| Stated goal |
In this exercise, return the whole listing exactly, excluding any images.

[Data records]
--- Start ---

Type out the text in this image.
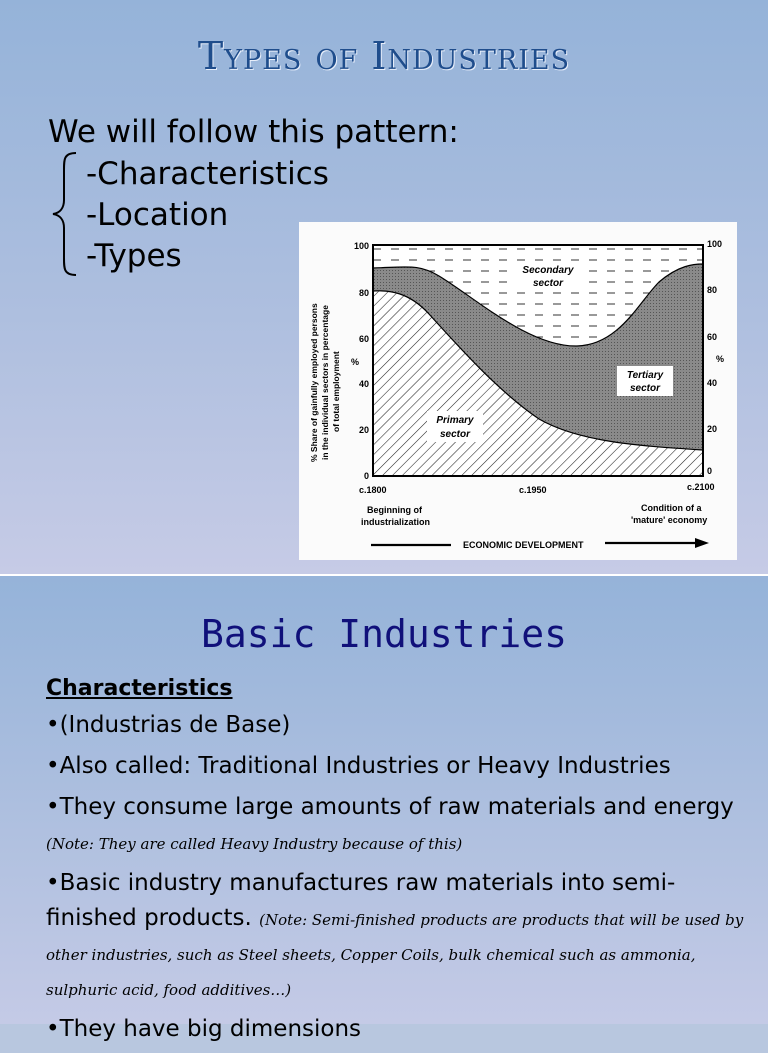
Types of Industries
We will follow this pattern:
-Characteristics
-Location
-Types
0
20
40
60
80
100
0
20
40
60
80
100
%	%
% Share of gainfully employed persons in the individual sectors in percentage of total employment
Secondary
sector
Tertiary
sector
Primary
sector
c.1800	c.1950	c.2100
Beginning of
industrialization
Condition of a
'mature' economy
ECONOMIC DEVELOPMENT
Basic Industries
Characteristics
•(Industrias de Base)
•Also called: Traditional Industries or Heavy Industries
•They consume large amounts of raw materials and energy (Note: They are called Heavy Industry because of this)
•Basic industry manufactures raw materials into semi-finished products. (Note: Semi-finished products are products that will be used by other industries, such as Steel sheets, Copper Coils, bulk chemical such as ammonia, sulphuric acid, food additives…)
•They have big dimensions
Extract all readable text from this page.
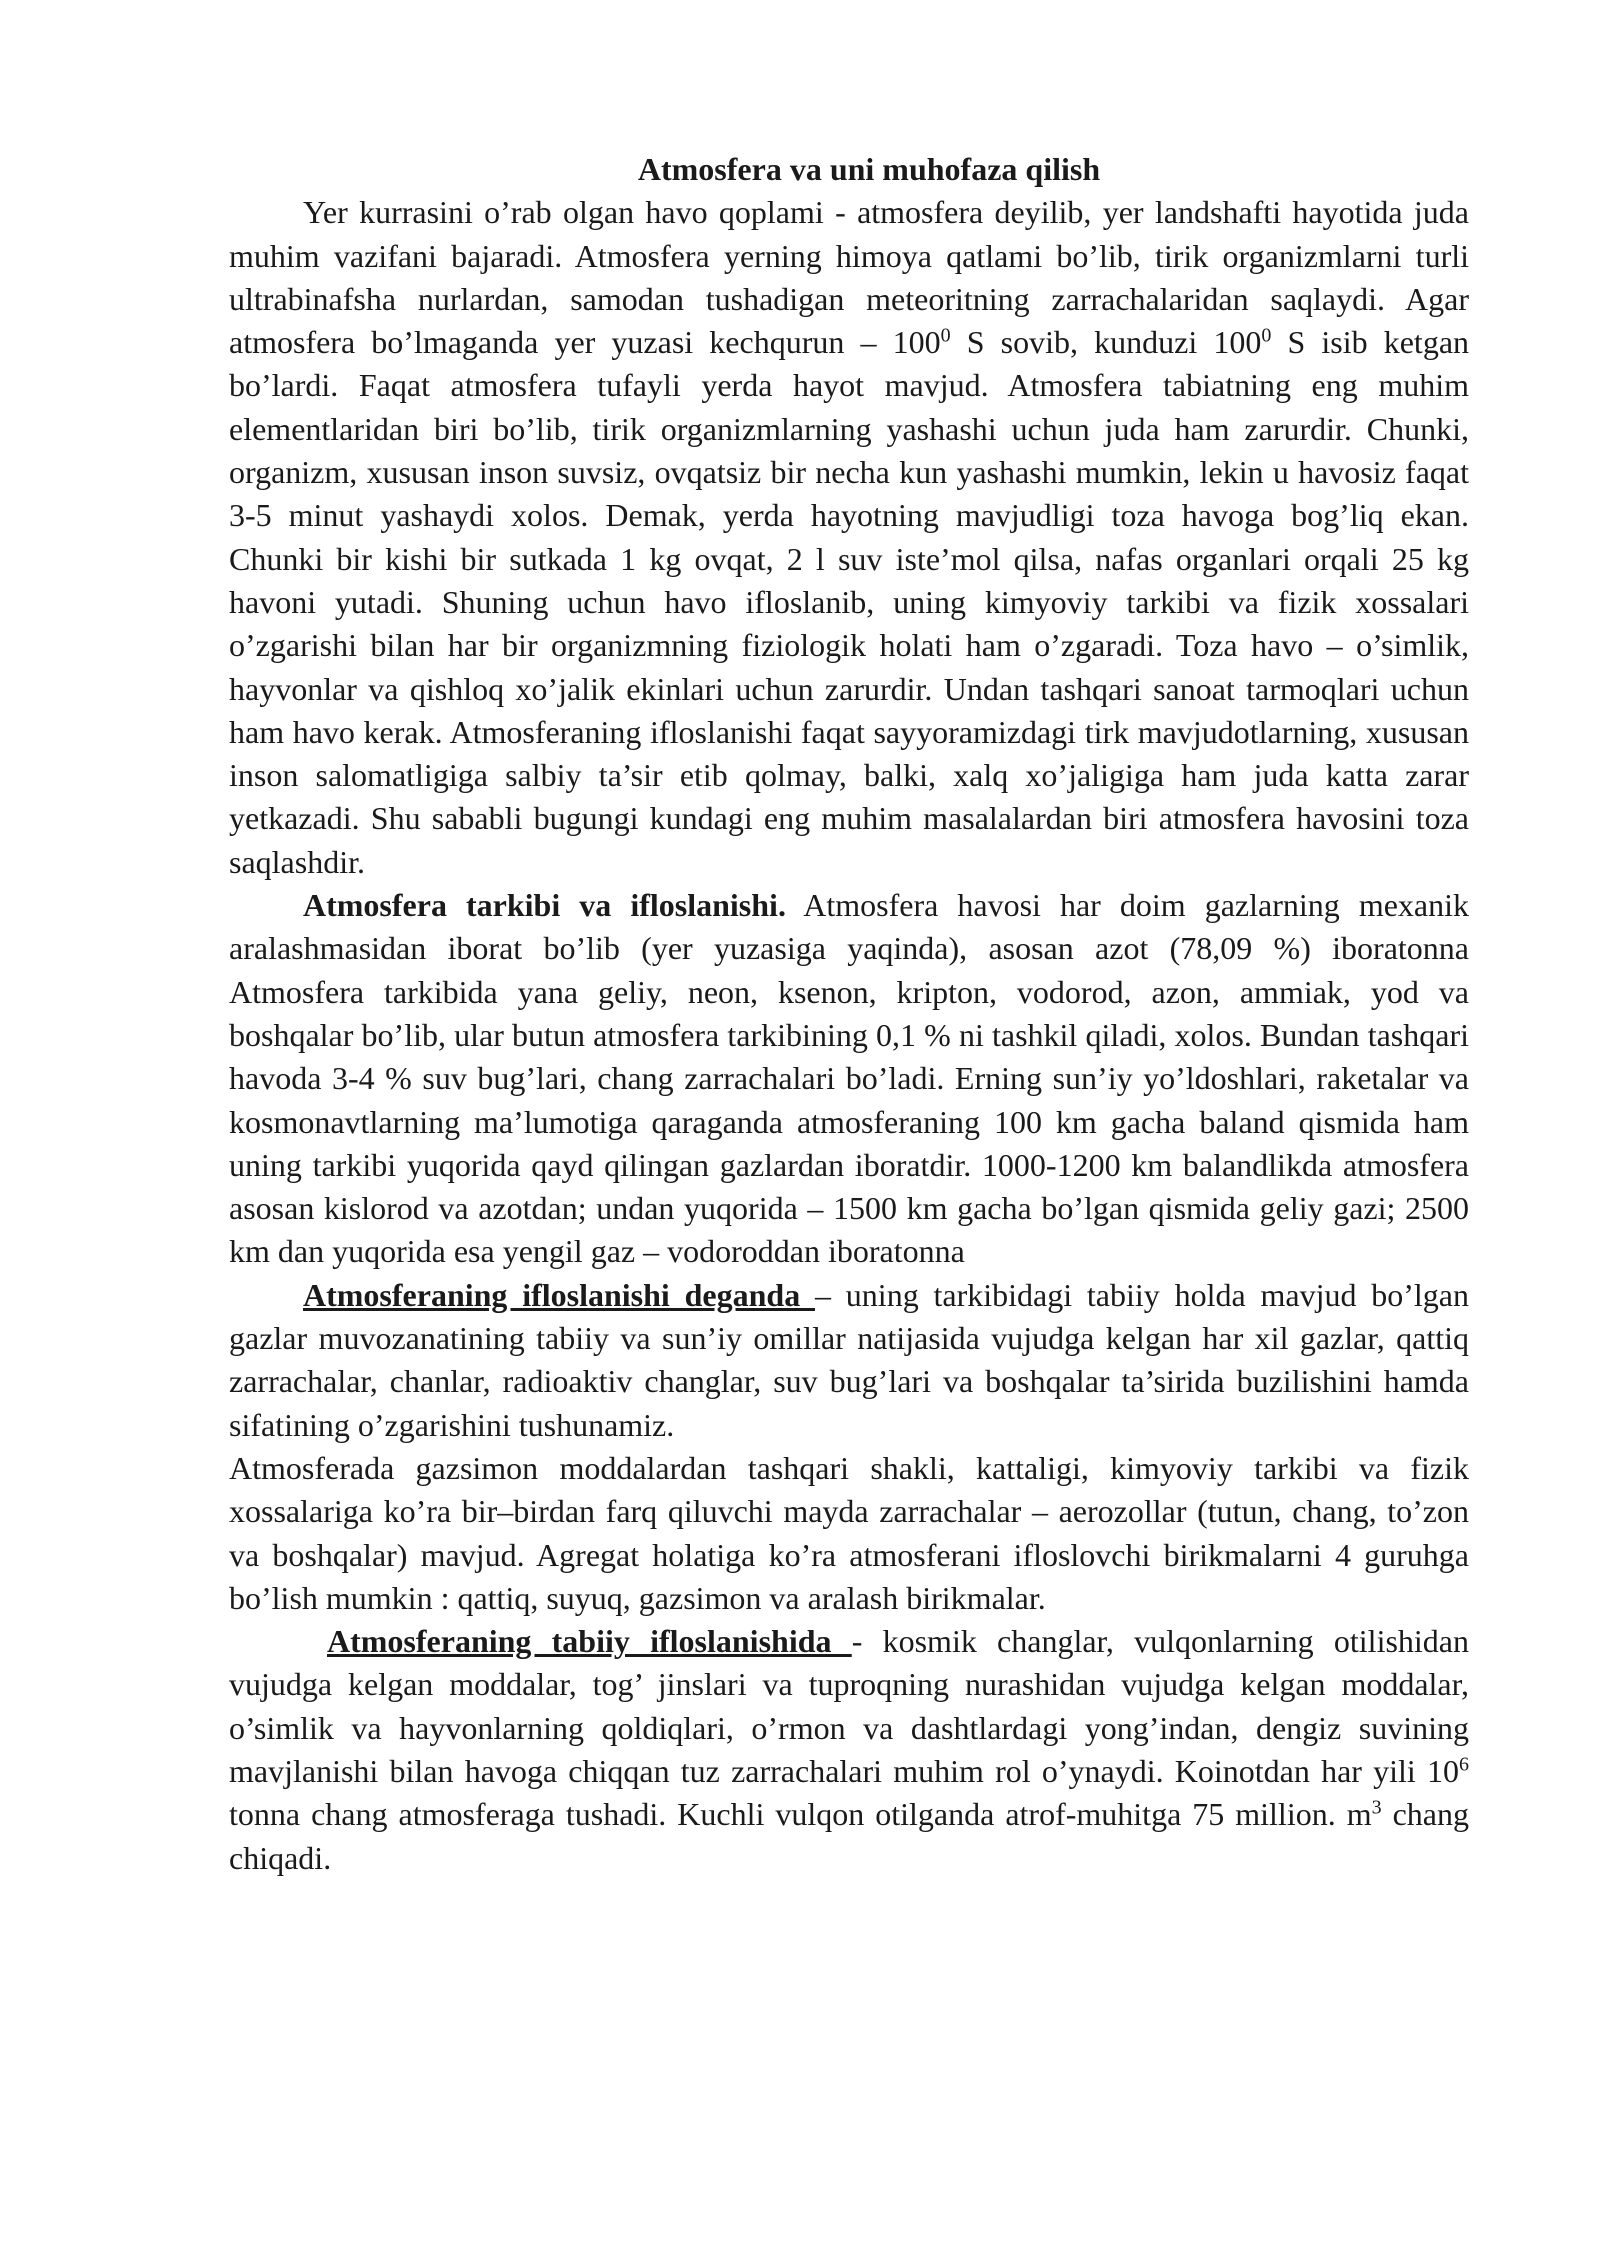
Atmosfera va uni muhofaza qilish

Yer kurrasini o’rab olgan havo qoplami - atmosfera deyilib, yer landshafti hayotida juda muhim vazifani bajaradi. Atmosfera yerning himoya qatlami bo’lib, tirik organizmlarni turli ultrabinafsha nurlardan, samodan tushadigan meteoritning zarrachalaridan saqlaydi. Agar atmosfera bo’lmaganda yer yuzasi kechqurun – $100^0$ S sovib, kunduzi $100^0$ S isib ketgan bo’lardi. Faqat atmosfera tufayli yerda hayot mavjud. Atmosfera tabiatning eng muhim elementlaridan biri bo’lib, tirik organizmlarning yashashi uchun juda ham zarurdir. Chunki, organizm, xususan inson suvsiz, ovqatsiz bir necha kun yashashi mumkin, lekin u havosiz faqat 3-5 minut yashaydi xolos. Demak, yerda hayotning mavjudligi toza havoga bog’liq ekan. Chunki bir kishi bir sutkada 1 kg ovqat, 2 l suv iste’mol qilsa, nafas organlari orqali 25 kg havoni yutadi. Shuning uchun havo ifloslanib, uning kimyoviy tarkibi va fizik xossalari o’zgarishi bilan har bir organizmning fiziologik holati ham o’zgaradi. Toza havo – o’simlik, hayvonlar va qishloq xo’jalik ekinlari uchun zarurdir. Undan tashqari sanoat tarmoqlari uchun ham havo kerak. Atmosferaning ifloslanishi faqat sayyoramizdagi tirk mavjudotlarning, xususan inson salomatligiga salbiy ta’sir etib qolmay, balki, xalq xo’jaligiga ham juda katta zarar yetkazadi. Shu sababli bugungi kundagi eng muhim masalalardan biri atmosfera havosini toza saqlashdir.

Atmosfera tarkibi va ifloslanishi. Atmosfera havosi har doim gazlarning mexanik aralashmasidan iborat bo’lib (yer yuzasiga yaqinda), asosan azot (78,09 %) iboratonna Atmosfera tarkibida yana geliy, neon, ksenon, kripton, vodorod, azon, ammiak, yod va boshqalar bo’lib, ular butun atmosfera tarkibining 0,1 % ni tashkil qiladi, xolos. Bundan tashqari havoda 3-4 % suv bug’lari, chang zarrachalari bo’ladi. Erning sun’iy yo’ldoshlari, raketalar va kosmonavtlarning ma’lumotiga qaraganda atmosferaning 100 km gacha baland qismida ham uning tarkibi yuqorida qayd qilingan gazlardan iboratdir. 1000-1200 km balandlikda atmosfera asosan kislorod va azotdan; undan yuqorida – 1500 km gacha bo’lgan qismida geliy gazi; 2500 km dan yuqorida esa yengil gaz – vodoroddan iboratonna

Atmosferaning ifloslanishi deganda – uning tarkibidagi tabiiy holda mavjud bo’lgan gazlar muvozanatining tabiiy va sun’iy omillar natijasida vujudga kelgan har xil gazlar, qattiq zarrachalar, chanlar, radioaktiv changlar, suv bug’lari va boshqalar ta’sirida buzilishini hamda sifatining o’zgarishini tushunamiz.

Atmosferada gazsimon moddalardan tashqari shakli, kattaligi, kimyoviy tarkibi va fizik xossalariga ko’ra bir–birdan farq qiluvchi mayda zarrachalar – aerozollar (tutun, chang, to’zon va boshqalar) mavjud. Agregat holatiga ko’ra atmosferani ifloslovchi birikmalarni 4 guruhga bo’lish mumkin : qattiq, suyuq, gazsimon va aralash birikmalar.

Atmosferaning tabiiy ifloslanishida - kosmik changlar, vulqonlarning otilishidan vujudga kelgan moddalar, tog’ jinslari va tuproqning nurashidan vujudga kelgan moddalar, o’simlik va hayvonlarning qoldiqlari, o’rmon va dashtlardagi yong’indan, dengiz suvining mavjlanishi bilan havoga chiqqan tuz zarrachalari muhim rol o’ynaydi. Koinotdan har yili $10^6$ tonna chang atmosferaga tushadi. Kuchli vulqon otilganda atrof-muhitga 75 million. $m^3$ chang chiqadi.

--- End ---

| Expected answer |
Type out the text in this image.
Types of Industries
We will follow this pattern:
-Characteristics
-Location
-Types
0
20
40
60
80
100
0
20
40
60
80
100
%	%
% Share of gainfully employed persons in the individual sectors in percentage of total employment
Secondary
sector
Tertiary
sector
Primary
sector
c.1800	c.1950	c.2100
Beginning of
industrialization
Condition of a
'mature' economy
ECONOMIC DEVELOPMENT
Basic Industries
Characteristics
•(Industrias de Base)
•Also called: Traditional Industries or Heavy Industries
•They consume large amounts of raw materials and energy (Note: They are called Heavy Industry because of this)
•Basic industry manufactures raw materials into semi-finished products. (Note: Semi-finished products are products that will be used by other industries, such as Steel sheets, Copper Coils, bulk chemical such as ammonia, sulphuric acid, food additives…)
•They have big dimensions
Extract all readable text from this page.
Atmosfera va uni muhofaza qilish

Yer kurrasini o’rab olgan havo qoplami - atmosfera deyilib, yer landshafti hayotida juda muhim vazifani bajaradi. Atmosfera yerning himoya qatlami bo’lib, tirik organizmlarni turli ultrabinafsha nurlardan, samodan tushadigan meteoritning zarrachalaridan saqlaydi. Agar atmosfera bo’lmaganda yer yuzasi kechqurun – $100^0$ S sovib, kunduzi $100^0$ S isib ketgan bo’lardi. Faqat atmosfera tufayli yerda hayot mavjud. Atmosfera tabiatning eng muhim elementlaridan biri bo’lib, tirik organizmlarning yashashi uchun juda ham zarurdir. Chunki, organizm, xususan inson suvsiz, ovqatsiz bir necha kun yashashi mumkin, lekin u havosiz faqat 3-5 minut yashaydi xolos. Demak, yerda hayotning mavjudligi toza havoga bog’liq ekan. Chunki bir kishi bir sutkada 1 kg ovqat, 2 l suv iste’mol qilsa, nafas organlari orqali 25 kg havoni yutadi. Shuning uchun havo ifloslanib, uning kimyoviy tarkibi va fizik xossalari o’zgarishi bilan har bir organizmning fiziologik holati ham o’zgaradi. Toza havo – o’simlik, hayvonlar va qishloq xo’jalik ekinlari uchun zarurdir. Undan tashqari sanoat tarmoqlari uchun ham havo kerak. Atmosferaning ifloslanishi faqat sayyoramizdagi tirk mavjudotlarning, xususan inson salomatligiga salbiy ta’sir etib qolmay, balki, xalq xo’jaligiga ham juda katta zarar yetkazadi. Shu sababli bugungi kundagi eng muhim masalalardan biri atmosfera havosini toza saqlashdir.

Atmosfera tarkibi va ifloslanishi. Atmosfera havosi har doim gazlarning mexanik aralashmasidan iborat bo’lib (yer yuzasiga yaqinda), asosan azot (78,09 %) iboratonna Atmosfera tarkibida yana geliy, neon, ksenon, kripton, vodorod, azon, ammiak, yod va boshqalar bo’lib, ular butun atmosfera tarkibining 0,1 % ni tashkil qiladi, xolos. Bundan tashqari havoda 3-4 % suv bug’lari, chang zarrachalari bo’ladi. Erning sun’iy yo’ldoshlari, raketalar va kosmonavtlarning ma’lumotiga qaraganda atmosferaning 100 km gacha baland qismida ham uning tarkibi yuqorida qayd qilingan gazlardan iboratdir. 1000-1200 km balandlikda atmosfera asosan kislorod va azotdan; undan yuqorida – 1500 km gacha bo’lgan qismida geliy gazi; 2500 km dan yuqorida esa yengil gaz – vodoroddan iboratonna

Atmosferaning ifloslanishi deganda – uning tarkibidagi tabiiy holda mavjud bo’lgan gazlar muvozanatining tabiiy va sun’iy omillar natijasida vujudga kelgan har xil gazlar, qattiq zarrachalar, chanlar, radioaktiv changlar, suv bug’lari va boshqalar ta’sirida buzilishini hamda sifatining o’zgarishini tushunamiz.

Atmosferada gazsimon moddalardan tashqari shakli, kattaligi, kimyoviy tarkibi va fizik xossalariga ko’ra bir–birdan farq qiluvchi mayda zarrachalar – aerozollar (tutun, chang, to’zon va boshqalar) mavjud. Agregat holatiga ko’ra atmosferani ifloslovchi birikmalarni 4 guruhga bo’lish mumkin : qattiq, suyuq, gazsimon va aralash birikmalar.

Atmosferaning tabiiy ifloslanishida - kosmik changlar, vulqonlarning otilishidan vujudga kelgan moddalar, tog’ jinslari va tuproqning nurashidan vujudga kelgan moddalar, o’simlik va hayvonlarning qoldiqlari, o’rmon va dashtlardagi yong’indan, dengiz suvining mavjlanishi bilan havoga chiqqan tuz zarrachalari muhim rol o’ynaydi. Koinotdan har yili $10^6$ tonna chang atmosferaga tushadi. Kuchli vulqon otilganda atrof-muhitga 75 million. $m^3$ chang chiqadi.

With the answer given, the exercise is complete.